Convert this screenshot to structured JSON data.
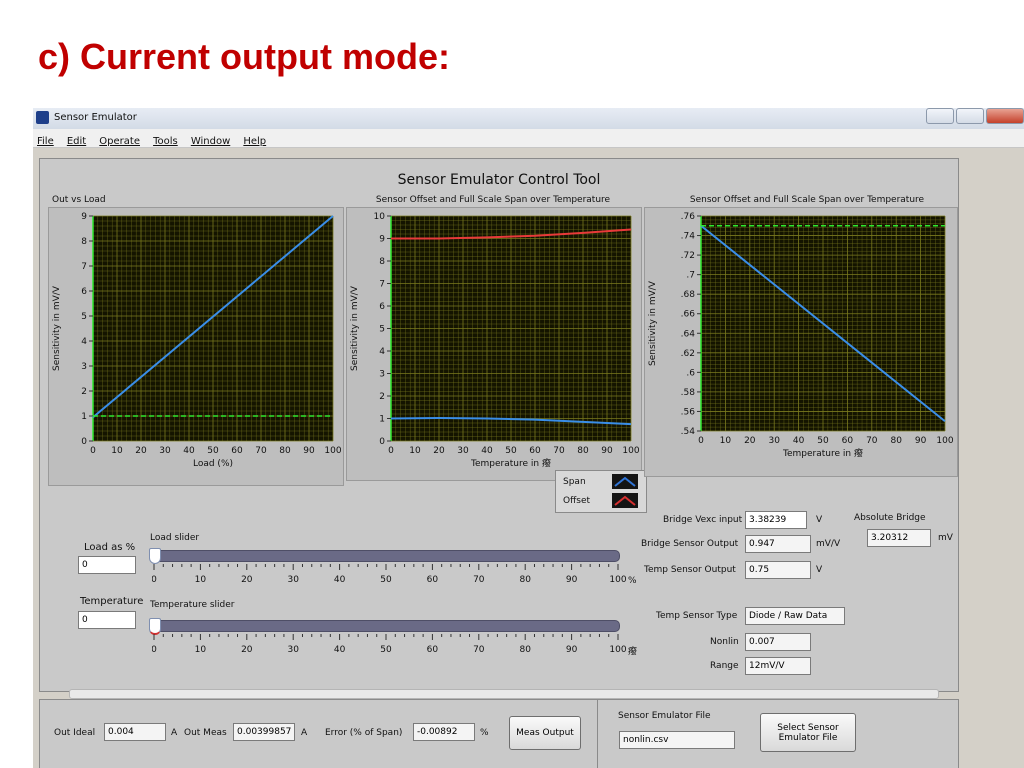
{
  "slide_title": "c) Current output mode:",
  "window": {
    "title": "Sensor Emulator",
    "menu": [
      "File",
      "Edit",
      "Operate",
      "Tools",
      "Window",
      "Help"
    ]
  },
  "panel_title": "Sensor Emulator Control Tool",
  "graphs": {
    "out_vs_load": {
      "title": "Out vs Load",
      "ylabel": "Sensitivity in mV/V",
      "xlabel": "Load (%)"
    },
    "offset_span": {
      "title": "Sensor Offset and Full Scale Span over Temperature",
      "ylabel": "Sensitivity in mV/V",
      "xlabel": "Temperature in 癈"
    },
    "span_only": {
      "title": "Sensor Offset and Full Scale Span over Temperature",
      "ylabel": "Sensitivity in mV/V",
      "xlabel": "Temperature in 癈"
    }
  },
  "legend": {
    "span": "Span",
    "offset": "Offset"
  },
  "colors": {
    "plot_bg": "#141400",
    "grid": "#7a7a1e",
    "blue_trace": "#3a8ee8",
    "red_trace": "#e83a3a",
    "green_dash": "#2ee82e",
    "legend_blue": "#2f74d6",
    "legend_red": "#d62f2f"
  },
  "controls": {
    "load_label": "Load as %",
    "load_value": "0",
    "load_slider_label": "Load slider",
    "temp_label": "Temperature",
    "temp_value": "0",
    "temp_slider_label": "Temperature slider",
    "slider_scale": [
      "0",
      "10",
      "20",
      "30",
      "40",
      "50",
      "60",
      "70",
      "80",
      "90",
      "100"
    ],
    "load_unit": "%",
    "temp_unit": "癈",
    "load_slider_value": 0,
    "temp_slider_value": 0
  },
  "readouts": {
    "bridge_vexc_label": "Bridge Vexc input",
    "bridge_vexc_value": "3.38239",
    "bridge_vexc_unit": "V",
    "abs_bridge_label": "Absolute Bridge",
    "abs_bridge_value": "3.20312",
    "abs_bridge_unit": "mV",
    "bridge_sensor_label": "Bridge Sensor Output",
    "bridge_sensor_value": "0.947",
    "bridge_sensor_unit": "mV/V",
    "temp_sensor_label": "Temp Sensor Output",
    "temp_sensor_value": "0.75",
    "temp_sensor_unit": "V",
    "temp_type_label": "Temp Sensor Type",
    "temp_type_value": "Diode / Raw Data",
    "nonlin_label": "Nonlin",
    "nonlin_value": "0.007",
    "range_label": "Range",
    "range_value": "12mV/V"
  },
  "bottom": {
    "out_ideal_label": "Out Ideal",
    "out_ideal_value": "0.004",
    "out_ideal_unit": "A",
    "out_meas_label": "Out Meas",
    "out_meas_value": "0.00399857",
    "out_meas_unit": "A",
    "error_label": "Error (% of Span)",
    "error_value": "-0.00892",
    "error_unit": "%",
    "meas_button": "Meas Output",
    "file_label": "Sensor Emulator File",
    "file_value": "nonlin.csv",
    "select_button_line1": "Select Sensor",
    "select_button_line2": "Emulator File"
  },
  "chart_data": [
    {
      "type": "line",
      "title": "Out vs Load",
      "xlabel": "Load (%)",
      "ylabel": "Sensitivity in mV/V",
      "xlim": [
        0,
        100
      ],
      "ylim": [
        0,
        9
      ],
      "xticks": [
        0,
        10,
        20,
        30,
        40,
        50,
        60,
        70,
        80,
        90,
        100
      ],
      "yticks": [
        0,
        1,
        2,
        3,
        4,
        5,
        6,
        7,
        8,
        9
      ],
      "grid": true,
      "series": [
        {
          "color": "blue",
          "x": [
            0,
            100
          ],
          "y": [
            0.95,
            9.0
          ]
        },
        {
          "color": "green-dashed",
          "x": [
            0,
            100
          ],
          "y": [
            1.0,
            1.0
          ]
        }
      ]
    },
    {
      "type": "line",
      "title": "Sensor Offset and Full Scale Span over Temperature",
      "xlabel": "Temperature in 癈",
      "ylabel": "Sensitivity in mV/V",
      "xlim": [
        0,
        100
      ],
      "ylim": [
        0,
        10
      ],
      "xticks": [
        0,
        10,
        20,
        30,
        40,
        50,
        60,
        70,
        80,
        90,
        100
      ],
      "yticks": [
        0,
        1,
        2,
        3,
        4,
        5,
        6,
        7,
        8,
        9,
        10
      ],
      "grid": true,
      "series": [
        {
          "name": "Offset",
          "color": "red",
          "x": [
            0,
            20,
            40,
            60,
            80,
            100
          ],
          "y": [
            9.0,
            9.0,
            9.05,
            9.12,
            9.25,
            9.4
          ]
        },
        {
          "name": "Span",
          "color": "blue",
          "x": [
            0,
            20,
            40,
            60,
            80,
            100
          ],
          "y": [
            1.0,
            1.02,
            1.0,
            0.95,
            0.85,
            0.75
          ]
        }
      ]
    },
    {
      "type": "line",
      "title": "Sensor Offset and Full Scale Span over Temperature",
      "xlabel": "Temperature in 癈",
      "ylabel": "Sensitivity in mV/V",
      "xlim": [
        0,
        100
      ],
      "ylim": [
        0.54,
        0.76
      ],
      "xticks": [
        0,
        10,
        20,
        30,
        40,
        50,
        60,
        70,
        80,
        90,
        100
      ],
      "yticks": [
        0.54,
        0.56,
        0.58,
        0.6,
        0.62,
        0.64,
        0.66,
        0.68,
        0.7,
        0.72,
        0.74,
        0.76
      ],
      "grid": true,
      "series": [
        {
          "color": "blue",
          "x": [
            0,
            100
          ],
          "y": [
            0.75,
            0.55
          ]
        },
        {
          "color": "green-dashed",
          "x": [
            0,
            100
          ],
          "y": [
            0.75,
            0.75
          ]
        }
      ]
    }
  ]
}
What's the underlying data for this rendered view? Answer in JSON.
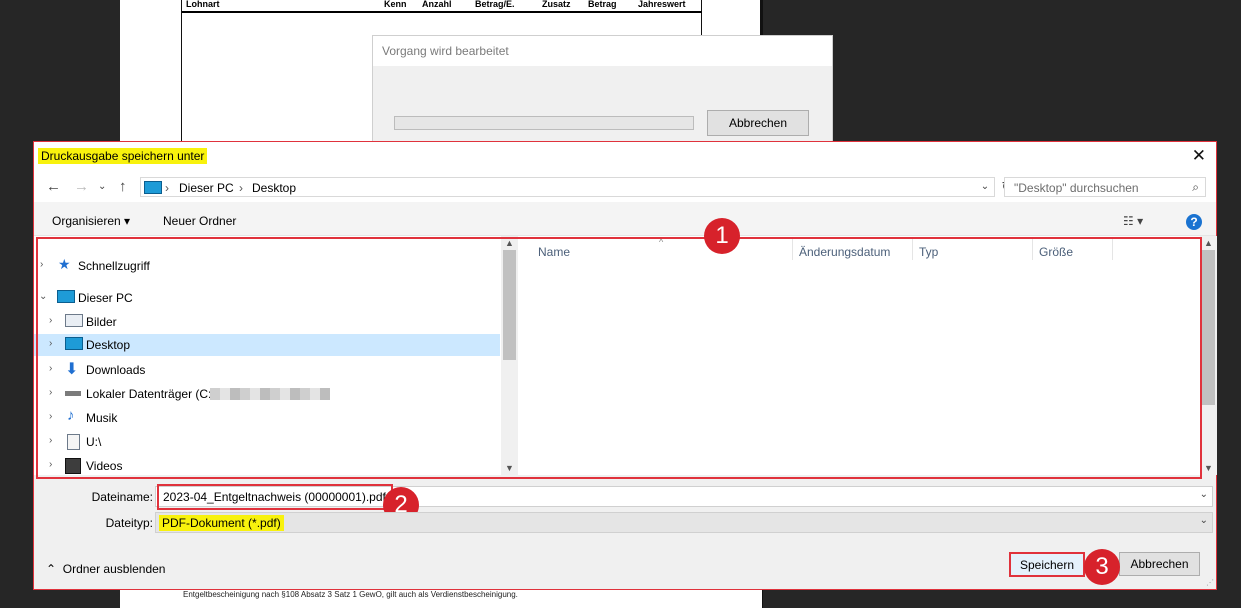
{
  "background_doc": {
    "columns": [
      "Lohnart",
      "Kenn",
      "Anzahl",
      "Betrag/E.",
      "Zusatz",
      "Betrag",
      "Jahreswert"
    ],
    "footer": "Entgeltbescheinigung nach §108 Absatz 3 Satz 1 GewO, gilt auch als Verdienstbescheinigung."
  },
  "progress_window": {
    "title": "Vorgang wird bearbeitet",
    "cancel_label": "Abbrechen",
    "progress": 0
  },
  "dialog": {
    "title": "Druckausgabe speichern unter",
    "close_icon": "close-icon",
    "address": [
      "Dieser PC",
      "Desktop"
    ],
    "search_placeholder": "\"Desktop\" durchsuchen",
    "toolbar": {
      "organize": "Organisieren ▾",
      "new_folder": "Neuer Ordner",
      "help": "?"
    },
    "tree": [
      {
        "label": "Schnellzugriff",
        "icon": "star-icon",
        "expanded": false
      },
      {
        "label": "Dieser PC",
        "icon": "computer-icon",
        "expanded": true
      },
      {
        "label": "Bilder",
        "icon": "pictures-icon"
      },
      {
        "label": "Desktop",
        "icon": "desktop-icon",
        "selected": true
      },
      {
        "label": "Downloads",
        "icon": "download-icon"
      },
      {
        "label": "Lokaler Datenträger (C:",
        "icon": "drive-icon"
      },
      {
        "label": "Musik",
        "icon": "music-icon"
      },
      {
        "label": "U:\\",
        "icon": "network-drive-icon"
      },
      {
        "label": "Videos",
        "icon": "video-icon"
      }
    ],
    "columns": [
      "Name",
      "Änderungsdatum",
      "Typ",
      "Größe"
    ],
    "filename_label": "Dateiname:",
    "filename_value": "2023-04_Entgeltnachweis (00000001).pdf",
    "filetype_label": "Dateityp:",
    "filetype_value": "PDF-Dokument (*.pdf)",
    "hide_folders": "Ordner ausblenden",
    "save_label": "Speichern",
    "cancel_label": "Abbrechen"
  },
  "annotations": [
    "1",
    "2",
    "3"
  ],
  "colors": {
    "annotation_red": "#d7222b",
    "highlight_yellow": "#f8f20d",
    "selection_blue": "#cce8ff"
  }
}
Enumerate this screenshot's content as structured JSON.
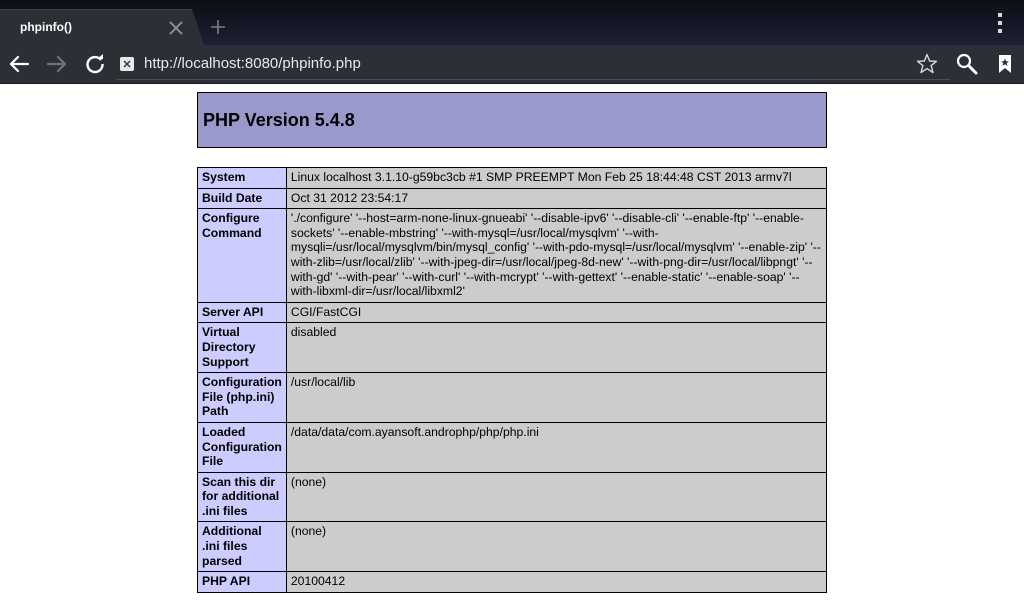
{
  "browser": {
    "tab_title": "phpinfo()",
    "url": "http://localhost:8080/phpinfo.php"
  },
  "page": {
    "header_title": "PHP Version 5.4.8",
    "rows": [
      {
        "label": "System",
        "value": "Linux localhost 3.1.10-g59bc3cb #1 SMP PREEMPT Mon Feb 25 18:44:48 CST 2013 armv7l"
      },
      {
        "label": "Build Date",
        "value": "Oct 31 2012 23:54:17"
      },
      {
        "label": "Configure Command",
        "value": "'./configure' '--host=arm-none-linux-gnueabi' '--disable-ipv6' '--disable-cli' '--enable-ftp' '--enable-sockets' '--enable-mbstring' '--with-mysql=/usr/local/mysqlvm' '--with-mysqli=/usr/local/mysqlvm/bin/mysql_config' '--with-pdo-mysql=/usr/local/mysqlvm' '--enable-zip' '--with-zlib=/usr/local/zlib' '--with-jpeg-dir=/usr/local/jpeg-8d-new' '--with-png-dir=/usr/local/libpngt' '--with-gd' '--with-pear' '--with-curl' '--with-mcrypt' '--with-gettext' '--enable-static' '--enable-soap' '--with-libxml-dir=/usr/local/libxml2'"
      },
      {
        "label": "Server API",
        "value": "CGI/FastCGI"
      },
      {
        "label": "Virtual Directory Support",
        "value": "disabled"
      },
      {
        "label": "Configuration File (php.ini) Path",
        "value": "/usr/local/lib"
      },
      {
        "label": "Loaded Configuration File",
        "value": "/data/data/com.ayansoft.androphp/php/php.ini"
      },
      {
        "label": "Scan this dir for additional .ini files",
        "value": "(none)"
      },
      {
        "label": "Additional .ini files parsed",
        "value": "(none)"
      },
      {
        "label": "PHP API",
        "value": "20100412"
      }
    ]
  },
  "icons": {
    "tab_close": "close-icon",
    "new_tab": "plus-icon",
    "menu": "overflow-menu-icon",
    "back": "back-arrow-icon",
    "forward": "forward-arrow-icon",
    "reload": "reload-icon",
    "favicon": "site-favicon-icon",
    "bookmark_star": "star-icon",
    "search": "search-icon",
    "bookmarks": "bookmarks-icon"
  },
  "colors": {
    "header_bg": "#9999cc",
    "label_cell_bg": "#ccccff",
    "value_cell_bg": "#cccccc",
    "chrome_bg": "#2c2f36"
  }
}
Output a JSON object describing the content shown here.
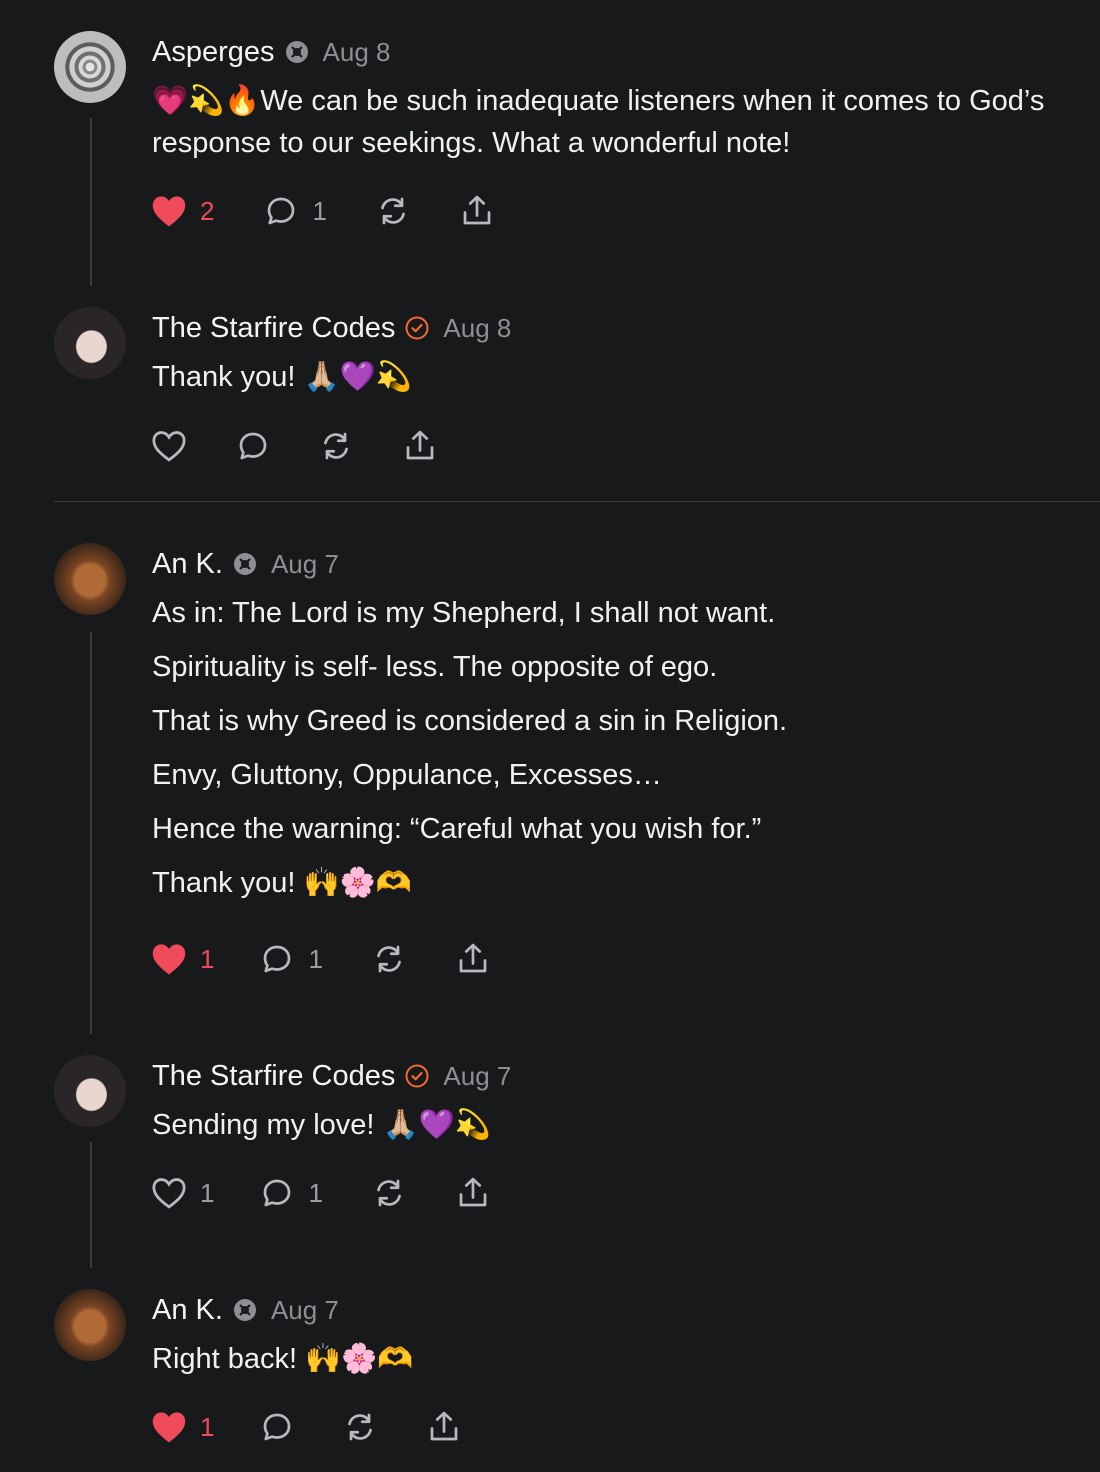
{
  "comments": [
    {
      "author": "Asperges",
      "date": "Aug 8",
      "text": [
        "💗💫🔥We can be such inadequate listeners when it comes to God’s response to our seekings. What a wonderful note!"
      ],
      "likes": "2",
      "replies": "1"
    },
    {
      "author": "The Starfire Codes",
      "date": "Aug 8",
      "text": [
        "Thank you! 🙏🏼💜💫"
      ],
      "likes": "",
      "replies": ""
    },
    {
      "author": "An K.",
      "date": "Aug 7",
      "text": [
        "As in: The Lord is my Shepherd, I shall not want.",
        "Spirituality is self- less. The opposite of ego.",
        "That is why Greed is considered a sin in Religion.",
        "Envy, Gluttony, Oppulance, Excesses…",
        "Hence the warning: “Careful what you wish for.”",
        "Thank you! 🙌🌸🫶"
      ],
      "likes": "1",
      "replies": "1"
    },
    {
      "author": "The Starfire Codes",
      "date": "Aug 7",
      "text": [
        "Sending my love! 🙏🏼💜💫"
      ],
      "likes": "1",
      "replies": "1"
    },
    {
      "author": "An K.",
      "date": "Aug 7",
      "text": [
        "Right back! 🙌🌸🫶"
      ],
      "likes": "1",
      "replies": ""
    }
  ],
  "colors": {
    "background": "#18191b",
    "like_active": "#ef4b5b",
    "verified_badge": "#f26a2e",
    "muted": "#8e8f93"
  },
  "icons": [
    "heart-icon",
    "comment-icon",
    "restack-icon",
    "share-icon",
    "subscriber-badge-icon",
    "verified-badge-icon"
  ]
}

= = = = =

Across the data above, how many lines include the word "Configuration"? Give only the count.

* **Reply to the exercise**
2